* start Entries provided *

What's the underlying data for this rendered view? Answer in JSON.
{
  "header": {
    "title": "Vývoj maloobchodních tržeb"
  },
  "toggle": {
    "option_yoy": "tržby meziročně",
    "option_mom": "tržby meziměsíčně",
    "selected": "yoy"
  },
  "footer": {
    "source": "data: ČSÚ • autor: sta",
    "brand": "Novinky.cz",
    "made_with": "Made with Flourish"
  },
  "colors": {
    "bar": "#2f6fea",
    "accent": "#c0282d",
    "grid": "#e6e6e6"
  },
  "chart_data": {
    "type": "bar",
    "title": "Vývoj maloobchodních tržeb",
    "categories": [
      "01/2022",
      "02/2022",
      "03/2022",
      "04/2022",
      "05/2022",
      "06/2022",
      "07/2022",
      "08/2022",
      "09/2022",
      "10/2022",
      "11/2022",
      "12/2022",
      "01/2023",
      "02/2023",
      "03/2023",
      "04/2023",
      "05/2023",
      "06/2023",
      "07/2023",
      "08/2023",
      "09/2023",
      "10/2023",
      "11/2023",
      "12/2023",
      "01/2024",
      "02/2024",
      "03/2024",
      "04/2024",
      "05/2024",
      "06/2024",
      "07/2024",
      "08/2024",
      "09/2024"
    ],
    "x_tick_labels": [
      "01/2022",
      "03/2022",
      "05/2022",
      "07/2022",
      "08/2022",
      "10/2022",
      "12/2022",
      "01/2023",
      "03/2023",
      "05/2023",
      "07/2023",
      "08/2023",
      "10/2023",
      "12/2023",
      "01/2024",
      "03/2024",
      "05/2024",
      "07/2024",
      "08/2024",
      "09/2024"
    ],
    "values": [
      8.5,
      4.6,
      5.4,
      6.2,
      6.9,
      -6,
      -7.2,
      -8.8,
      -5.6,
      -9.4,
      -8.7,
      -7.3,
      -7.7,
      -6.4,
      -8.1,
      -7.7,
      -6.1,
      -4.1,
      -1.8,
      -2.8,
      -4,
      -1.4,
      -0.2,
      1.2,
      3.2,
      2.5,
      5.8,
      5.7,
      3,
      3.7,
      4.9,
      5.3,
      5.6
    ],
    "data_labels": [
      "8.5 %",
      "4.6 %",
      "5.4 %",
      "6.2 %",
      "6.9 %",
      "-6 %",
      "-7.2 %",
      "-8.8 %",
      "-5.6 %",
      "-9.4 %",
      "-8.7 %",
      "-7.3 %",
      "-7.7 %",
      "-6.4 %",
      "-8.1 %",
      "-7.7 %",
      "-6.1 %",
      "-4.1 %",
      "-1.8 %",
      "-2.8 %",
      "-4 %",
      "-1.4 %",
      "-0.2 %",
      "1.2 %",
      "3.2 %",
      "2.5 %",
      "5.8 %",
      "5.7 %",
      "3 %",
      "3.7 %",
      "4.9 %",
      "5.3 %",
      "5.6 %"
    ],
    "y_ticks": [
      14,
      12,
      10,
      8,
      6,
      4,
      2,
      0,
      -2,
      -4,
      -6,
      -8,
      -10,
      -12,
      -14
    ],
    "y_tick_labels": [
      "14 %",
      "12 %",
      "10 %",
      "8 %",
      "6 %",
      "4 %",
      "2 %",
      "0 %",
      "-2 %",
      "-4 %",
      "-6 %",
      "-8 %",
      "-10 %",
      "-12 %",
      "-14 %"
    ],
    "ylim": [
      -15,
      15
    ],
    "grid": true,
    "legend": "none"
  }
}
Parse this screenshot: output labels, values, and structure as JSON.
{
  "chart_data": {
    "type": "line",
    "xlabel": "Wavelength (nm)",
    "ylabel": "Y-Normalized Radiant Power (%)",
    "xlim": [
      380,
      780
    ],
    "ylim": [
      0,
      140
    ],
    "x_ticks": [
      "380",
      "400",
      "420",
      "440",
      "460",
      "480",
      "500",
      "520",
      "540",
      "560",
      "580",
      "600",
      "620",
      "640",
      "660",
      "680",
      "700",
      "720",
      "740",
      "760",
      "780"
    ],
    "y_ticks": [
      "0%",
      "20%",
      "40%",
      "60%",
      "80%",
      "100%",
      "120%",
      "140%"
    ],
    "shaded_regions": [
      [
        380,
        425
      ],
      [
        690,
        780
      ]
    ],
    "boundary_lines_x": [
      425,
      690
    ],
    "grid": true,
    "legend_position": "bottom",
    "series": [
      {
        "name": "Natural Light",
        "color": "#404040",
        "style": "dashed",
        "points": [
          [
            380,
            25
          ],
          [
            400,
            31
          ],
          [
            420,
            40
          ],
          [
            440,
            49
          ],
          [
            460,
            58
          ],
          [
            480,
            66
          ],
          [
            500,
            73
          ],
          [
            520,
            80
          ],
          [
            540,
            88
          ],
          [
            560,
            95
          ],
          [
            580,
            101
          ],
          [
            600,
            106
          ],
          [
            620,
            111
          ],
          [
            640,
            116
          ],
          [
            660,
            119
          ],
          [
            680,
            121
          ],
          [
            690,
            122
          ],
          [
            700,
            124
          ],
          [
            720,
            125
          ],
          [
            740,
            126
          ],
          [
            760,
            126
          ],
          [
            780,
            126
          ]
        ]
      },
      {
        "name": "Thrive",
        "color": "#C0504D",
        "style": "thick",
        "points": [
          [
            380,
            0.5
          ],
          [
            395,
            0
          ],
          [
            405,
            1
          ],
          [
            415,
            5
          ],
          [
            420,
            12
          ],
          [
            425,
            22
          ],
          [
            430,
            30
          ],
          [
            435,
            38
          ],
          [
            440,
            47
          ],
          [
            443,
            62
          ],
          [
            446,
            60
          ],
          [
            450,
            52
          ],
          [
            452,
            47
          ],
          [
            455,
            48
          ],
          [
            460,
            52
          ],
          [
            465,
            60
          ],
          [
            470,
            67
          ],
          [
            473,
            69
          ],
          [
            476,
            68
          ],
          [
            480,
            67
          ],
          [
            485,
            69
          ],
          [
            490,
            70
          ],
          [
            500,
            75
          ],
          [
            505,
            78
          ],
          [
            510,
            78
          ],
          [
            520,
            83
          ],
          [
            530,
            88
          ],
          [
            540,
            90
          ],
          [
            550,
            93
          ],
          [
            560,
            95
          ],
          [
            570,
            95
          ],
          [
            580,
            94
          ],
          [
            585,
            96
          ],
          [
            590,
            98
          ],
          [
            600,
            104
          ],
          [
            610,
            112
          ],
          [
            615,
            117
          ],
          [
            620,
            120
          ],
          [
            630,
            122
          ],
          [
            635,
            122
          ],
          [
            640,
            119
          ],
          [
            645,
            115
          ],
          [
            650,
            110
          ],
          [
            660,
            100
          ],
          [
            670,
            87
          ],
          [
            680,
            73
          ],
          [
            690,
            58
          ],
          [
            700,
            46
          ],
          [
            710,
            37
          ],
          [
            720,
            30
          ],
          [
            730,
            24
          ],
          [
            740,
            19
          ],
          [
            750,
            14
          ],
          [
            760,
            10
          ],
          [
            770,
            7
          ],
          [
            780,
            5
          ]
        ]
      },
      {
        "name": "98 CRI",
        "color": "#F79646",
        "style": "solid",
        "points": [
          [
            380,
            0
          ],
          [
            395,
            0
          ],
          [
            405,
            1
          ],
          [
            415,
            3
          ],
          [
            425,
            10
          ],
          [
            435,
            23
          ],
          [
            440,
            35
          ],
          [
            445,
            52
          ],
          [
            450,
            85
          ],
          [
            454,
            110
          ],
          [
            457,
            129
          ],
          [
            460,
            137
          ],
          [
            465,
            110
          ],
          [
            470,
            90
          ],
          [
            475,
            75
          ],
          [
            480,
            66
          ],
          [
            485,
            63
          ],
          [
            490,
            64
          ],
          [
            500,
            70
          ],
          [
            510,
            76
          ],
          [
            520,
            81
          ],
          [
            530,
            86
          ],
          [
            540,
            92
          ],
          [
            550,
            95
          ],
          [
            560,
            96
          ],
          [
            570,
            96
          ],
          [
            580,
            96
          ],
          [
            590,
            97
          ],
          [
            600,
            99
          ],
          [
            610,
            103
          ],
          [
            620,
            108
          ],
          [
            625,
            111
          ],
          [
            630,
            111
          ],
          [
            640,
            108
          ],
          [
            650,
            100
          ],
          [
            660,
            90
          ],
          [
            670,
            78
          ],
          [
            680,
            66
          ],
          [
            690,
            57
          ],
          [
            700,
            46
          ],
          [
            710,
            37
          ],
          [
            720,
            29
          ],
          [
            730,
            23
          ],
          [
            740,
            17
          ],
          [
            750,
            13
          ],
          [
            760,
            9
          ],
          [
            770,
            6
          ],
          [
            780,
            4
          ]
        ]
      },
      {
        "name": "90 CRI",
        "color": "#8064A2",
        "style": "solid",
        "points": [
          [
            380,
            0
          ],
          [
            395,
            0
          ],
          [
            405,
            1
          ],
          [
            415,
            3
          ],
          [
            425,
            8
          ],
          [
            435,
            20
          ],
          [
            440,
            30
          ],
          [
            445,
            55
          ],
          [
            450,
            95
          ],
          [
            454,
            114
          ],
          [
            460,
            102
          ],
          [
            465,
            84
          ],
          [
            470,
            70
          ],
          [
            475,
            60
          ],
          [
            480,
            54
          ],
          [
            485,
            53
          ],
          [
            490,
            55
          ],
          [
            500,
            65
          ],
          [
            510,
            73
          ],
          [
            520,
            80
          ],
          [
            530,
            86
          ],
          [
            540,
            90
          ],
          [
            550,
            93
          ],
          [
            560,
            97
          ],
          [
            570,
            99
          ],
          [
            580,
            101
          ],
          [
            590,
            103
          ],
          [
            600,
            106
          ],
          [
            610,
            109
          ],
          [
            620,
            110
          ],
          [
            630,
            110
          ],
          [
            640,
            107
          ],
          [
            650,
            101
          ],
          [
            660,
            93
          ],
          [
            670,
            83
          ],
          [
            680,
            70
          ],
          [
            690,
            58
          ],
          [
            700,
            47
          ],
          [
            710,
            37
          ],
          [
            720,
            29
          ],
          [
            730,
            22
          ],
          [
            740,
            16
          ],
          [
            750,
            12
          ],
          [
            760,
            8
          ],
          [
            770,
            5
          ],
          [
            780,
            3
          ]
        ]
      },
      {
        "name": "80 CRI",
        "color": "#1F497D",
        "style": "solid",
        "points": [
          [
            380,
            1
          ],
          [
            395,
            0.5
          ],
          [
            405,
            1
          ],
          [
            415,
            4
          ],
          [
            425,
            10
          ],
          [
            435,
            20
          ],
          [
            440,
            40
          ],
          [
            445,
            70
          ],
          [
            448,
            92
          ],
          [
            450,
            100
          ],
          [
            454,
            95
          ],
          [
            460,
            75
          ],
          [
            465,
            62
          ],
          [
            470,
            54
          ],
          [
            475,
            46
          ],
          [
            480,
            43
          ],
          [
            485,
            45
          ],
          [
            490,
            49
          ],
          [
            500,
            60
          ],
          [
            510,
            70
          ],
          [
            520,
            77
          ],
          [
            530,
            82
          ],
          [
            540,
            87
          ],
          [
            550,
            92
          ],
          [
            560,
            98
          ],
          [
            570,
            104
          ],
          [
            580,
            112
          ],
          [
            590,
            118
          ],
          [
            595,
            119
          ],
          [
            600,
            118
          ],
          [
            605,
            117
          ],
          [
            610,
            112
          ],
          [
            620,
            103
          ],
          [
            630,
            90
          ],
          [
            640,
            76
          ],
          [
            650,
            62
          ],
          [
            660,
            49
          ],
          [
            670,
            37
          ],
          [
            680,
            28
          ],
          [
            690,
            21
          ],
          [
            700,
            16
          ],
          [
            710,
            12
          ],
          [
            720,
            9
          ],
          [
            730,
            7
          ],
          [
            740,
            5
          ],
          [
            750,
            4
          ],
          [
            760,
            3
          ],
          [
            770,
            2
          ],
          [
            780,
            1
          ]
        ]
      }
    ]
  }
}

* end Entries provided *

- Aim of the exercise -
Gather and return every line that holds the string "title".

- Written answer -
    "title": "Vývoj maloobchodních tržeb"
    "title": "Vývoj maloobchodních tržeb",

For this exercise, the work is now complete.